# GIVEN INSTRUCTION
Return every entry exactly as written.
------ RECORDS TO PROCESS ------
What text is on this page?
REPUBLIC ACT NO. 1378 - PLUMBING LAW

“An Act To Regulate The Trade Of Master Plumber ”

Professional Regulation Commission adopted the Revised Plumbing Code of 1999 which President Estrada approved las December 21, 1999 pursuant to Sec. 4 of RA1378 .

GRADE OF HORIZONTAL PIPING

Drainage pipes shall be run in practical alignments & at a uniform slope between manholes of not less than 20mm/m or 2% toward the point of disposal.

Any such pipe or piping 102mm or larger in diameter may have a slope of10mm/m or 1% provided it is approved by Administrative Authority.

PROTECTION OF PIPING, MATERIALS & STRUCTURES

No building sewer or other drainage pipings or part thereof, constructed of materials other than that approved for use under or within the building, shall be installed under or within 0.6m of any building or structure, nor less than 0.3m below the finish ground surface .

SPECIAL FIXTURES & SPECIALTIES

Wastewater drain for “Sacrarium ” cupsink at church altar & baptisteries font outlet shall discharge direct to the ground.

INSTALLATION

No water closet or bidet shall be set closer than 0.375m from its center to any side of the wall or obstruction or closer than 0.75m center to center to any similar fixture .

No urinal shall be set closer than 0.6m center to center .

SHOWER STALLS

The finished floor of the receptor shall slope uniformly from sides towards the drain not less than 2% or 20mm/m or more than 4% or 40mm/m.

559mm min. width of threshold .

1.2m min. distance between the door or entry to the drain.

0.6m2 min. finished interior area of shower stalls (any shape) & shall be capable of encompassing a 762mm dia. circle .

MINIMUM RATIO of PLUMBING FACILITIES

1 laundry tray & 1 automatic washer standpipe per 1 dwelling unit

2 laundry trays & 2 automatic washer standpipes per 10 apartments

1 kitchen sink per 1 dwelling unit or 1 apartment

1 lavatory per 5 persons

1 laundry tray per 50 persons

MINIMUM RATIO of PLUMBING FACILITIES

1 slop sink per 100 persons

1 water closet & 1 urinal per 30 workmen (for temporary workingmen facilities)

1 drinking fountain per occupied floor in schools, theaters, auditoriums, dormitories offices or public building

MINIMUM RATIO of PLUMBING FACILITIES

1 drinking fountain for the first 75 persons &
------
# SOLUTION FOR THIS TASK
What text is on this page?
REPUBLIC ACT NO. 1378 - PLUMBING LAW

“An Act To Regulate The Trade Of Master Plumber ”

Professional Regulation Commission adopted the Revised Plumbing Code of 1999 which President Estrada approved las December 21, 1999 pursuant to Sec. 4 of RA1378 .

GRADE OF HORIZONTAL PIPING

Drainage pipes shall be run in practical alignments & at a uniform slope between manholes of not less than 20mm/m or 2% toward the point of disposal.

Any such pipe or piping 102mm or larger in diameter may have a slope of10mm/m or 1% provided it is approved by Administrative Authority.

PROTECTION OF PIPING, MATERIALS & STRUCTURES

No building sewer or other drainage pipings or part thereof, constructed of materials other than that approved for use under or within the building, shall be installed under or within 0.6m of any building or structure, nor less than 0.3m below the finish ground surface .

SPECIAL FIXTURES & SPECIALTIES

Wastewater drain for “Sacrarium ” cupsink at church altar & baptisteries font outlet shall discharge direct to the ground.

INSTALLATION

No water closet or bidet shall be set closer than 0.375m from its center to any side of the wall or obstruction or closer than 0.75m center to center to any similar fixture .

No urinal shall be set closer than 0.6m center to center .

SHOWER STALLS

The finished floor of the receptor shall slope uniformly from sides towards the drain not less than 2% or 20mm/m or more than 4% or 40mm/m.

559mm min. width of threshold .

1.2m min. distance between the door or entry to the drain.

0.6m2 min. finished interior area of shower stalls (any shape) & shall be capable of encompassing a 762mm dia. circle .

MINIMUM RATIO of PLUMBING FACILITIES

1 laundry tray & 1 automatic washer standpipe per 1 dwelling unit

2 laundry trays & 2 automatic washer standpipes per 10 apartments

1 kitchen sink per 1 dwelling unit or 1 apartment

1 lavatory per 5 persons

1 laundry tray per 50 persons

MINIMUM RATIO of PLUMBING FACILITIES

1 slop sink per 100 persons

1 water closet & 1 urinal per 30 workmen (for temporary workingmen facilities)

1 drinking fountain per occupied floor in schools, theaters, auditoriums, dormitories offices or public building

MINIMUM RATIO of PLUMBING FACILITIES

1 drinking fountain for the first 75 persons &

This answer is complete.